### [Set exercise]
Every record must be transcribed in its entirety, apart from the images, which are to be omitted.

### [Listed records]
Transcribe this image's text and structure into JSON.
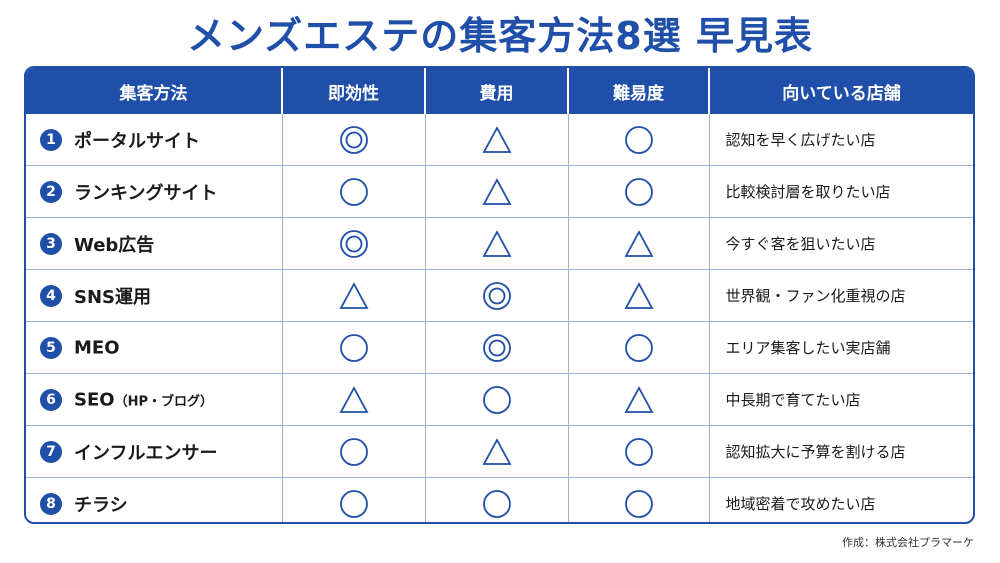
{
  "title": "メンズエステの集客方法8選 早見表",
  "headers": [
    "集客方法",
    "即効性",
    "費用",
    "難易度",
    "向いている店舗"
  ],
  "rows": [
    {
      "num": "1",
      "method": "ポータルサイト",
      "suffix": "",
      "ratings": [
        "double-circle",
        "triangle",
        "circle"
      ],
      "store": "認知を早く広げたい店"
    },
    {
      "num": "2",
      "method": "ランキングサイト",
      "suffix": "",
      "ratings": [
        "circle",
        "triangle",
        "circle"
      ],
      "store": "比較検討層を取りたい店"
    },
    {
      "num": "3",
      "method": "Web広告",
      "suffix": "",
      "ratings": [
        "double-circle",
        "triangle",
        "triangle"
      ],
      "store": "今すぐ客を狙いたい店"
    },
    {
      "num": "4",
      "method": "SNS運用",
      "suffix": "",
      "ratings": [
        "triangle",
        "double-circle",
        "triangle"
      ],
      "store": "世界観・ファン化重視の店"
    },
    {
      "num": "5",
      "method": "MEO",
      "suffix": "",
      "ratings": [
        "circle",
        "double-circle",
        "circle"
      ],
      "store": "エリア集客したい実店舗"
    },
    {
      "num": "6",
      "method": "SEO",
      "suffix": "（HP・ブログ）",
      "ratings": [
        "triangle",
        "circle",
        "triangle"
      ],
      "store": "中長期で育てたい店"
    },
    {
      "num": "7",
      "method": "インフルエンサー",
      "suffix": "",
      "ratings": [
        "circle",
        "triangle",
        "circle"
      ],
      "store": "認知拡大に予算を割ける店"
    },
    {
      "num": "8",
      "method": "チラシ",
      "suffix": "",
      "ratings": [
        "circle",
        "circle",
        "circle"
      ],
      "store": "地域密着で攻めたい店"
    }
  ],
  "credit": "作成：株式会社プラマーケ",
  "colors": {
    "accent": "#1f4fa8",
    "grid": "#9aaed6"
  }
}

### [Task answer]
Transcribe this image's text and structure into JSON.
{
  "title": "メンズエステの集客方法8選 早見表",
  "headers": [
    "集客方法",
    "即効性",
    "費用",
    "難易度",
    "向いている店舗"
  ],
  "rows": [
    {
      "num": "1",
      "method": "ポータルサイト",
      "suffix": "",
      "ratings": [
        "double-circle",
        "triangle",
        "circle"
      ],
      "store": "認知を早く広げたい店"
    },
    {
      "num": "2",
      "method": "ランキングサイト",
      "suffix": "",
      "ratings": [
        "circle",
        "triangle",
        "circle"
      ],
      "store": "比較検討層を取りたい店"
    },
    {
      "num": "3",
      "method": "Web広告",
      "suffix": "",
      "ratings": [
        "double-circle",
        "triangle",
        "triangle"
      ],
      "store": "今すぐ客を狙いたい店"
    },
    {
      "num": "4",
      "method": "SNS運用",
      "suffix": "",
      "ratings": [
        "triangle",
        "double-circle",
        "triangle"
      ],
      "store": "世界観・ファン化重視の店"
    },
    {
      "num": "5",
      "method": "MEO",
      "suffix": "",
      "ratings": [
        "circle",
        "double-circle",
        "circle"
      ],
      "store": "エリア集客したい実店舗"
    },
    {
      "num": "6",
      "method": "SEO",
      "suffix": "（HP・ブログ）",
      "ratings": [
        "triangle",
        "circle",
        "triangle"
      ],
      "store": "中長期で育てたい店"
    },
    {
      "num": "7",
      "method": "インフルエンサー",
      "suffix": "",
      "ratings": [
        "circle",
        "triangle",
        "circle"
      ],
      "store": "認知拡大に予算を割ける店"
    },
    {
      "num": "8",
      "method": "チラシ",
      "suffix": "",
      "ratings": [
        "circle",
        "circle",
        "circle"
      ],
      "store": "地域密着で攻めたい店"
    }
  ],
  "credit": "作成：株式会社プラマーケ",
  "colors": {
    "accent": "#1f4fa8",
    "grid": "#9aaed6"
  }
}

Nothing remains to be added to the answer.